Problem statement:
Return every line of the listing from its first line through the line containing "label: External Identities", inclusive, reproduced character for character.
>> Begin Input
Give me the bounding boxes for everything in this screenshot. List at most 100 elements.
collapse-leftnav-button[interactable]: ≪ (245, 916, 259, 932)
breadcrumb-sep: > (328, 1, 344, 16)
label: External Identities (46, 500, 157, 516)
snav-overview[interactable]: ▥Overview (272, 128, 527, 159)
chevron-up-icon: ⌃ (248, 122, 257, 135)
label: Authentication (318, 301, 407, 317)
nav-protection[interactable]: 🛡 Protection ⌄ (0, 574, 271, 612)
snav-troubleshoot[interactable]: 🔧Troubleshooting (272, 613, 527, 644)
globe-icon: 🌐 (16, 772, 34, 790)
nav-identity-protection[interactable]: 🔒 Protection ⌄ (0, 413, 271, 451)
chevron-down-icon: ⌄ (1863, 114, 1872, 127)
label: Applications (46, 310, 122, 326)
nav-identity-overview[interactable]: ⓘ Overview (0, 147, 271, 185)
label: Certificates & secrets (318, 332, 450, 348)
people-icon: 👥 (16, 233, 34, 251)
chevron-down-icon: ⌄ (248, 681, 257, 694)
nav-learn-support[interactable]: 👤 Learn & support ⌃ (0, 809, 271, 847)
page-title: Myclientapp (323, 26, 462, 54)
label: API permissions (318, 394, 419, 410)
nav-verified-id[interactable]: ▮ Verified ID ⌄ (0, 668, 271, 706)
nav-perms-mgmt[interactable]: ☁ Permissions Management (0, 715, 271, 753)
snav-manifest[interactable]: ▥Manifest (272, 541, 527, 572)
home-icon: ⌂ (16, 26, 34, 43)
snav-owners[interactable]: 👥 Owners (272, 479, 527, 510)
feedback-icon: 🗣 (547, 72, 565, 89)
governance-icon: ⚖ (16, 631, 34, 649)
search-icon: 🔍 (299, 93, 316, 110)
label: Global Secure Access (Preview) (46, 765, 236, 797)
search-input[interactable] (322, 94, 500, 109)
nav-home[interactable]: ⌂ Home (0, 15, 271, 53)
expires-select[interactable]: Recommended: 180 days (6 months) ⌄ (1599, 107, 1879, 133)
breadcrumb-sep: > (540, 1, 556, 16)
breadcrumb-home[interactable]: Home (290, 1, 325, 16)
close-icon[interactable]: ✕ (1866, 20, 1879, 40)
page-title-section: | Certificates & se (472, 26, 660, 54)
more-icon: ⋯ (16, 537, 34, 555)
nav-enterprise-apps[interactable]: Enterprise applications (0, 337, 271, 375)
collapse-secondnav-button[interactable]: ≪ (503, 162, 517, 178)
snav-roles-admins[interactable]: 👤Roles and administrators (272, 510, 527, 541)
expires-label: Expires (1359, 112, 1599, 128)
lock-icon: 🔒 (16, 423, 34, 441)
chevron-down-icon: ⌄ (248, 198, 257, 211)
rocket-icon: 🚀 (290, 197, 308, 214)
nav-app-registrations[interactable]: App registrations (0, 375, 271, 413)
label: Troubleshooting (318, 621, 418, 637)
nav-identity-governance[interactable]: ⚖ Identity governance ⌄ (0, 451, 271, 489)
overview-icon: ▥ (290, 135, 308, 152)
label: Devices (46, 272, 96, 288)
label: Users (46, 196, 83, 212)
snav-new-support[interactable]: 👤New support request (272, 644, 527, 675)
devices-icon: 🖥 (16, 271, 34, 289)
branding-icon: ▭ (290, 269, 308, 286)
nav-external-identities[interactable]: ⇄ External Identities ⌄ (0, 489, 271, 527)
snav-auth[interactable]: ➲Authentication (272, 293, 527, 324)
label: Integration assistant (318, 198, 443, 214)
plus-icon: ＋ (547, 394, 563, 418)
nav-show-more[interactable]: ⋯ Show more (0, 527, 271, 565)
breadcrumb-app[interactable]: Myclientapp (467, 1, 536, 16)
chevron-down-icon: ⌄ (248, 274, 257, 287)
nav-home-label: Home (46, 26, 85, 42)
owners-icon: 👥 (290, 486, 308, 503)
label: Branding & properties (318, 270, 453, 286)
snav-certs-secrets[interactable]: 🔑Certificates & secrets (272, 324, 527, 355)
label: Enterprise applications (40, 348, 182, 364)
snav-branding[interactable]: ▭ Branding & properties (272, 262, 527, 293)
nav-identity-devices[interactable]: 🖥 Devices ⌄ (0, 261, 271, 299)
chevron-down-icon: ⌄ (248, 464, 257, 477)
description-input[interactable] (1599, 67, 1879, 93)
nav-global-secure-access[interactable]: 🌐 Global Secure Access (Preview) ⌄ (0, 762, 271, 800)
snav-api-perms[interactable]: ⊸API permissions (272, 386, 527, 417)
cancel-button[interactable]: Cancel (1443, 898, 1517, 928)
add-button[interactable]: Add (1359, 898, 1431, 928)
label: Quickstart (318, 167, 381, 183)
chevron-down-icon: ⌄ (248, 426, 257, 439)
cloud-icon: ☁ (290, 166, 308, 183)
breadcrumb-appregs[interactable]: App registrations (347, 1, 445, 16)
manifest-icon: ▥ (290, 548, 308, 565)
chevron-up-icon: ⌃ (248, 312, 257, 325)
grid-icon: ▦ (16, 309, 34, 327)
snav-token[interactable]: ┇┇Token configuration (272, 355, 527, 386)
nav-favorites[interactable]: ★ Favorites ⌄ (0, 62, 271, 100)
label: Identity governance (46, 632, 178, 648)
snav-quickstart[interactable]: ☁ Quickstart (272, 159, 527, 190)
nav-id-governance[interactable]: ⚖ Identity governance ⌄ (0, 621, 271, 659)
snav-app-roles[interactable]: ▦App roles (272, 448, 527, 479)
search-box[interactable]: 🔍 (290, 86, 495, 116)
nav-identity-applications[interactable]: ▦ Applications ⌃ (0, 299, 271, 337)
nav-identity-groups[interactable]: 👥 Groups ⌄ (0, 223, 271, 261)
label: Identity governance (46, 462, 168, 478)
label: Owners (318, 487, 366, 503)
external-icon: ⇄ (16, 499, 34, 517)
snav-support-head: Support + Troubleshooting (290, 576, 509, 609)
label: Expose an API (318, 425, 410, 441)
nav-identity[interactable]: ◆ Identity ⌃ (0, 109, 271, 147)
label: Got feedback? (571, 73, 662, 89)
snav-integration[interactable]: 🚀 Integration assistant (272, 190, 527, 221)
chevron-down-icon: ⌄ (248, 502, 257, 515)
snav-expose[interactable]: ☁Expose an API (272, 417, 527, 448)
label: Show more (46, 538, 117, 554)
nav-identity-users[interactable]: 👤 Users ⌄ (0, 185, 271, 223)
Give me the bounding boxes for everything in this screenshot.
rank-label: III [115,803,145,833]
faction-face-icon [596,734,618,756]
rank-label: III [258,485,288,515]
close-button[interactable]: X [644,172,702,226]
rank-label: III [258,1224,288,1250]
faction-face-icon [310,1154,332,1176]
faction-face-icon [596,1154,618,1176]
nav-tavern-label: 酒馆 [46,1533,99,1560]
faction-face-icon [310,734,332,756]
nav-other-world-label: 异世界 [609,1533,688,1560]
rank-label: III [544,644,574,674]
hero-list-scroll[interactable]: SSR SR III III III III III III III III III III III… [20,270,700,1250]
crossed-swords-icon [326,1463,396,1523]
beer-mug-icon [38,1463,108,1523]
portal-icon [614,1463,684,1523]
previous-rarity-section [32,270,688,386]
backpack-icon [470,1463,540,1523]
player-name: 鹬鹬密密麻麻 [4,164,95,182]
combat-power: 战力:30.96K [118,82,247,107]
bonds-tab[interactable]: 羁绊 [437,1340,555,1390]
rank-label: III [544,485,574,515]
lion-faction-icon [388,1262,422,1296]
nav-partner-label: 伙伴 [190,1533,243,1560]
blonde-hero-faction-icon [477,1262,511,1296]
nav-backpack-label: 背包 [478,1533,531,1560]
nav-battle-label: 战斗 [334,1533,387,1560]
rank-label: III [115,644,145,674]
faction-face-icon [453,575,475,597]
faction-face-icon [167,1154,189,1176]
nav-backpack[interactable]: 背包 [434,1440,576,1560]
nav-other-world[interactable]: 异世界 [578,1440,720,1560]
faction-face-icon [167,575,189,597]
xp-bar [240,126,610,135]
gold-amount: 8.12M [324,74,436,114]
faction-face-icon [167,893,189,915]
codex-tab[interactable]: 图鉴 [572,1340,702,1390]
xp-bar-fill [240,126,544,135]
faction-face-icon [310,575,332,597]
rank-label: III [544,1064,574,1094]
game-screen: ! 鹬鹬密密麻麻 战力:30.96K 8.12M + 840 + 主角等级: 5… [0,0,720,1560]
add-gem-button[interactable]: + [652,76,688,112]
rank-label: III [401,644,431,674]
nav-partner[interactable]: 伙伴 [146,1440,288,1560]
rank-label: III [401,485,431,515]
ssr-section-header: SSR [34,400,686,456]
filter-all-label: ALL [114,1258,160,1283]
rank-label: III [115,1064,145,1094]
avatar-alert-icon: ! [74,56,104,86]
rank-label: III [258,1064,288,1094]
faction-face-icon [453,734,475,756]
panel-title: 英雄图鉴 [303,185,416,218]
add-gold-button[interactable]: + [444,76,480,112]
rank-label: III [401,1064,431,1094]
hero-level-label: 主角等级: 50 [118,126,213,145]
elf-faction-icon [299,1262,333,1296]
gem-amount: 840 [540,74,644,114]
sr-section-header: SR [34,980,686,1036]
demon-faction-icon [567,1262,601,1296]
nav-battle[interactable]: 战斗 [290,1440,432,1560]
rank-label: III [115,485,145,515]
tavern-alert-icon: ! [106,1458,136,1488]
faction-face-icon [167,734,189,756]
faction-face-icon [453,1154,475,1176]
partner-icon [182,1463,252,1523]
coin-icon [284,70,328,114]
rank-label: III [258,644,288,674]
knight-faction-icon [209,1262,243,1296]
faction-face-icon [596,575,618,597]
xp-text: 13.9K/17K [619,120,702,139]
>> End Input
Finished exercise:
Give me the bounding boxes for everything in this screenshot. List at most 100 elements.
collapse-leftnav-button[interactable]: ≪ (245, 916, 259, 932)
breadcrumb-sep: > (328, 1, 344, 16)
label: External Identities (46, 500, 157, 516)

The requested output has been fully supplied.